**WORK TO COMPLETE**
Pick up the Rusty Sword Arena setup guide below and keep writing it from the point where it stops.

**TEXT**
24 releases (10 stable)
2.0.0 | Feb 29, 2020 |
---|---|
1.3.3 | Nov 20, 2019 |
1.3.2 | Jul 5, 2019 |
1.0.1 | Jul 18, 2018 |
0.5.1 | Jul 14, 2018 |
#594 in Game dev
81 downloads per month
295KB
1.5K
SLoC
Rusty Sword Arena: A Crash Course in Rust
This is the companion repository to the half-day tutorial for OSCON 2019. (The links you need during OSCON are in the Resources section at the bottom)
Just watching the training will be entertaining and informative, but you will truly learn a lot more if you actually dig in and do some coding! This repository is for you hands-on-learners who are ready to roll.
Preparation - DO THIS BEFORE OSCON
I use macOS, and that is what I developed Rusty Sword Arena on. Everything ought to be able to work on major Linux distributions and Windows. Please do the following preparation before OSCON so we can focus our time on learning Rust. Please contact me ASAP if you have trouble with anything on this page.
Install Rust
We will be using Rust 1.35.0 or newer for Rusty Sword Arena.
- Go to rust-lang.org and click on the big yellow
Get Started
button and follow the instructions to install Rust for your operating system.- Please DO NOT install rust via some other package manager, because it will be a version that is too old.
You should get somewhat similar output (versions may be newer) if you run commands like the ones below. If you get a
version older than 1.35.0, then run rustup update
to install a newer version.
$ rustc --version
rustc 1.35.0 (3c235d560 2019-05-20)
$ cargo --version
cargo 1.35.0 (6f3e9c367 2019-04-04)
If you have any trouble with installation or running the commands above, please contact me before OSCON!!!
Install Other Dependencies
ZeroMQ 4.1.x or later is used under-the-hood for networking. It's abstracted away, so you will not actually deal with it other than making sure the library portion of it is installed so Rust can find it.
On Linux, the alsa development libraries are needed for sound.
macOS
Make sure you have Homebrew installed and then run
brew install pkgconfig zmq
CentOS
# czmq-devel is in EPEL (Extra Packages for Linux), so if you haven't installed it, do
sudo yum install -y epel-release
# ...then you can actually install the dependencies
sudo yum install -y czmq-devel alsa-lib-devel
Debian/Ubuntu
Run the following AND follow the instructions for Debian/Ubuntu in the
ZeroMQ's download documentation (you might need to create an
/etc/apt/sources.list.d/zeromq.list
file if you don't have a sources.list
file on Debian 9) :
sudo apt install libasound2-dev
sudo apt install pkgconf
Other Operating Systems
Follow the instructions in ZeroMQ's download documentation 4.1.x or later for your operating system.
See if everything is working
THIS IS THE IMPORTANT PART! Following these steps will download a few hundred dependencies, which is really important to do before OSCON because when a hundred people do it at the same time at the conference the IT folks freak out and scold me. 😉 Also, this will ensure that you have a working environment so that you will be able to listen during the tutorial instead of trying to get this stuff working.

**DATASET RECORDS**
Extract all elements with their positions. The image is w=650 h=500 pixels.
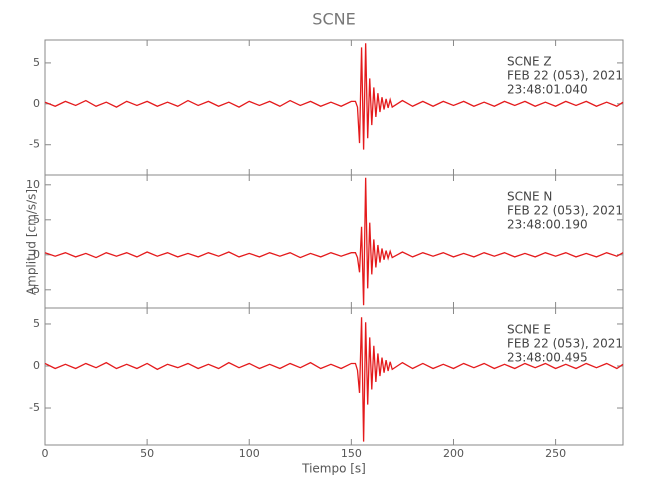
- y-tick-label: 0: [33, 248, 40, 261]
- annotation: FEB 22 (053), 2021: [507, 69, 623, 83]
- x-tick-label: 100: [239, 447, 260, 460]
- annotation: SCNE Z: [507, 55, 552, 69]
- y-tick-label: -5: [29, 401, 40, 414]
- waveform: [44, 317, 624, 442]
- annotation: 23:48:00.190: [507, 218, 588, 232]
- y-axis-label: Amplitud [cm/s/s]: [25, 189, 39, 295]
- panel-frame: [44, 307, 624, 446]
- annotation: SCNE E: [507, 323, 551, 337]
- x-tick-label: 0: [42, 447, 49, 460]
- waveform: [44, 43, 624, 150]
- y-tick-label: 0: [33, 359, 40, 372]
- waveform: [44, 177, 624, 306]
- y-tick-label: 0: [33, 97, 40, 110]
- annotation: 23:48:00.495: [507, 351, 588, 365]
- x-axis-label: Tiempo [s]: [301, 462, 366, 476]
- annotation: FEB 22 (053), 2021: [507, 337, 623, 351]
- y-tick-label: -5: [29, 283, 40, 296]
- x-tick-label: 50: [140, 447, 154, 460]
- y-tick-label: 5: [33, 213, 40, 226]
- chart-title: SCNE: [312, 10, 355, 29]
- y-tick-label: 10: [26, 178, 40, 191]
- x-tick-label: 150: [341, 447, 362, 460]
- y-tick-label: -5: [29, 138, 40, 151]
- annotation: SCNE N: [507, 190, 552, 204]
- x-tick-label: 200: [443, 447, 464, 460]
- annotation: 23:48:01.040: [507, 83, 588, 97]
- annotation: FEB 22 (053), 2021: [507, 204, 623, 218]
- y-tick-label: 5: [33, 317, 40, 330]
- x-tick-label: 250: [545, 447, 566, 460]
- y-tick-label: 5: [33, 56, 40, 69]
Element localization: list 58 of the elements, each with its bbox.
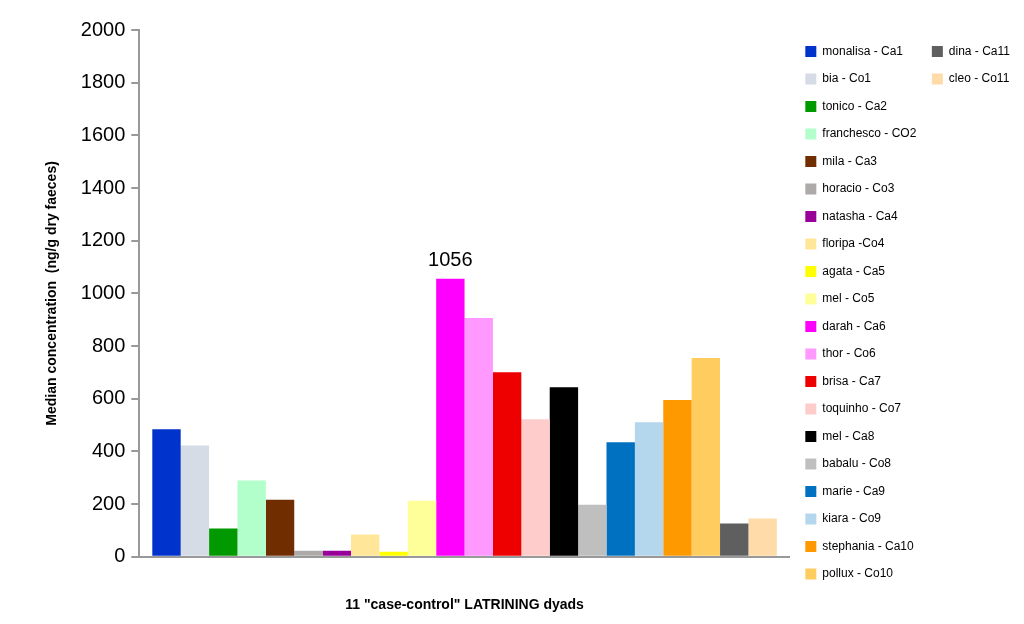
y-tick-label: 800 <box>91 333 126 356</box>
bar <box>549 387 579 556</box>
bar <box>492 372 522 556</box>
y-tick-label: 1000 <box>80 280 126 303</box>
legend-label: mel - Co5 <box>822 291 875 306</box>
legend-label: brisa - Ca7 <box>822 373 882 388</box>
bar <box>351 534 380 556</box>
bar <box>606 442 635 556</box>
legend-label: pollux - Co10 <box>822 566 894 581</box>
legend-label: floripa -Co4 <box>822 236 885 251</box>
bar <box>578 504 607 556</box>
legend-label: kiara - Co9 <box>822 511 882 526</box>
bar <box>436 278 465 556</box>
y-tick-label: 1800 <box>80 70 126 93</box>
bar <box>663 400 692 556</box>
y-tick-label: 600 <box>91 386 126 409</box>
legend-label: dina - Ca11 <box>948 43 1011 58</box>
legend-label: babalu - Co8 <box>822 456 892 471</box>
bar <box>209 528 238 556</box>
legend-label: toquinho - Co7 <box>822 401 902 416</box>
legend-label: thor - Co6 <box>822 346 876 361</box>
bar <box>720 523 749 556</box>
y-tick-label: 1600 <box>80 122 126 145</box>
legend-label: franchesco - CO2 <box>822 126 917 141</box>
legend-label: tonico - Ca2 <box>822 98 888 113</box>
bar <box>152 429 181 556</box>
legend-label: mila - Ca3 <box>822 153 878 168</box>
y-tick-label: 400 <box>91 438 126 461</box>
bar <box>407 500 437 556</box>
bar <box>748 518 777 556</box>
legend-label: agata - Ca5 <box>822 263 886 278</box>
legend-label: cleo - Co11 <box>948 71 1010 86</box>
y-tick-label: 1400 <box>80 175 126 198</box>
legend-label: monalisa - Ca1 <box>822 43 904 58</box>
bar <box>379 551 408 556</box>
x-axis-title: 11 "case-control" LATRINING dyads <box>345 596 585 613</box>
bar <box>180 445 210 556</box>
y-tick-label: 1200 <box>80 228 126 251</box>
bar <box>521 419 550 556</box>
bar <box>265 499 295 556</box>
legend-label: bia - Co1 <box>822 71 872 86</box>
bar <box>691 357 721 556</box>
data-label: 1056 <box>428 248 473 271</box>
bar <box>237 480 266 556</box>
legend-label: mel - Ca8 <box>822 428 875 443</box>
legend-label: darah - Ca6 <box>822 318 887 333</box>
bar <box>464 317 493 556</box>
bar <box>634 422 664 556</box>
y-tick-label: 2000 <box>80 17 126 40</box>
legend-label: natasha - Ca4 <box>822 208 899 223</box>
legend-label: marie - Ca9 <box>822 483 886 498</box>
bar <box>294 550 323 556</box>
legend-label: stephania - Ca10 <box>822 538 915 553</box>
bar <box>322 550 352 556</box>
legend-label: horacio - Co3 <box>822 181 895 196</box>
y-tick-label: 0 <box>114 544 126 567</box>
y-axis-title: Median concentration (ng/g dry faeces) <box>43 161 60 426</box>
y-tick-label: 200 <box>91 491 126 514</box>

**RIGHT ANSWER**
- Clone this repository (see the green "Clone or Download" button at the top-right of the page)
- From a terminal, change directory to inside the repository and then run:
cargo run --bin server
- It should download & compile for a long time and then you should get a startup message and some
stats.
- Leave the server running for the next step! When you're ready to shut it down press
Ctrl-C
- If your firewall prompts you for whether to allow the server to use the network, choose YES
- If something crashes or goes wrong, please contact me before OSCON!!!
- Leave the server running for the next step! When you're ready to shut it down press
- In another terminal window, change directory to inside the repository and run:
cargo run --bin client -- YOURNAME localhost
- You can replace
YOURNAME
with your own name, for example:Nathan
- This should compile much more quickly since it shares all the same dependencies as the server
- when compilation is done, then a window should appear with a circle holding a sword
- The server should say something about a player connecting
- The sword should point at your mouse pointer.
- The circle can be moved around with the arrow keys or WASD.
- You can swing your sword by clicking your mouse or pressing space bar
- Stop the client by closing the window or pressing the
Escape
key. - Stop the server by pressing
Ctrl-C
in its terminal window. - If something crashes or goes wrong, please contact me before OSCON!!!
If you got through all those steps without anything crashing, then you are all ready for OSCON. We are going to learn Rust while making our own game client similar to this reference implementation. ✨🎉✨
Prepare to Learn
Please do each of the following before OSCON (see the How To Learn Rust page for details on all of these)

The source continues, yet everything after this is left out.